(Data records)
"""
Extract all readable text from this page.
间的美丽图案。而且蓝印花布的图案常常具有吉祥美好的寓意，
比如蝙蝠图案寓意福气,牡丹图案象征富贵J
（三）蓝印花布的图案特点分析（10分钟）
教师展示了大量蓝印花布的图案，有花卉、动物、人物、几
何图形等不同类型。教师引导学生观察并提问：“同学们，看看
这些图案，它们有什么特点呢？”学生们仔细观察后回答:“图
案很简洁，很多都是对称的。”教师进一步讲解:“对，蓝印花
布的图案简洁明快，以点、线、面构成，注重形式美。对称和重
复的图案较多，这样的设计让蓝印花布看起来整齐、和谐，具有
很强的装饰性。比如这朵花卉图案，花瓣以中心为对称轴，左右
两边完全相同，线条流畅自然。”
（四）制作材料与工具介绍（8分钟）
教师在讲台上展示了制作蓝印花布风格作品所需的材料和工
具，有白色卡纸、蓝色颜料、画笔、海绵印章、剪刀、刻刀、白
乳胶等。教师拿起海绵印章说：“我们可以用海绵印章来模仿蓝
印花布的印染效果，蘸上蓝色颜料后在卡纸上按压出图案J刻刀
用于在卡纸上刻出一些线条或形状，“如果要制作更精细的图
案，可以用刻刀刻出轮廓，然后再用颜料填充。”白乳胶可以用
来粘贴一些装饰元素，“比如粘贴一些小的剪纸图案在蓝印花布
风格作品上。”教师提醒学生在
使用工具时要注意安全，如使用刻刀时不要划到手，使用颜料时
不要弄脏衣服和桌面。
"""
### PROBLEM STATEMENT
Retype all of the material above with every character intact.

### EXPECTED ANSWER
Extract all readable text from this page.
间的美丽图案。而且蓝印花布的图案常常具有吉祥美好的寓意，
比如蝙蝠图案寓意福气,牡丹图案象征富贵J
（三）蓝印花布的图案特点分析（10分钟）
教师展示了大量蓝印花布的图案，有花卉、动物、人物、几
何图形等不同类型。教师引导学生观察并提问：“同学们，看看
这些图案，它们有什么特点呢？”学生们仔细观察后回答:“图
案很简洁，很多都是对称的。”教师进一步讲解:“对，蓝印花
布的图案简洁明快，以点、线、面构成，注重形式美。对称和重
复的图案较多，这样的设计让蓝印花布看起来整齐、和谐，具有
很强的装饰性。比如这朵花卉图案，花瓣以中心为对称轴，左右
两边完全相同，线条流畅自然。”
（四）制作材料与工具介绍（8分钟）
教师在讲台上展示了制作蓝印花布风格作品所需的材料和工
具，有白色卡纸、蓝色颜料、画笔、海绵印章、剪刀、刻刀、白
乳胶等。教师拿起海绵印章说：“我们可以用海绵印章来模仿蓝
印花布的印染效果，蘸上蓝色颜料后在卡纸上按压出图案J刻刀
用于在卡纸上刻出一些线条或形状，“如果要制作更精细的图
案，可以用刻刀刻出轮廓，然后再用颜料填充。”白乳胶可以用
来粘贴一些装饰元素，“比如粘贴一些小的剪纸图案在蓝印花布
风格作品上。”教师提醒学生在
使用工具时要注意安全，如使用刻刀时不要划到手，使用颜料时
不要弄脏衣服和桌面。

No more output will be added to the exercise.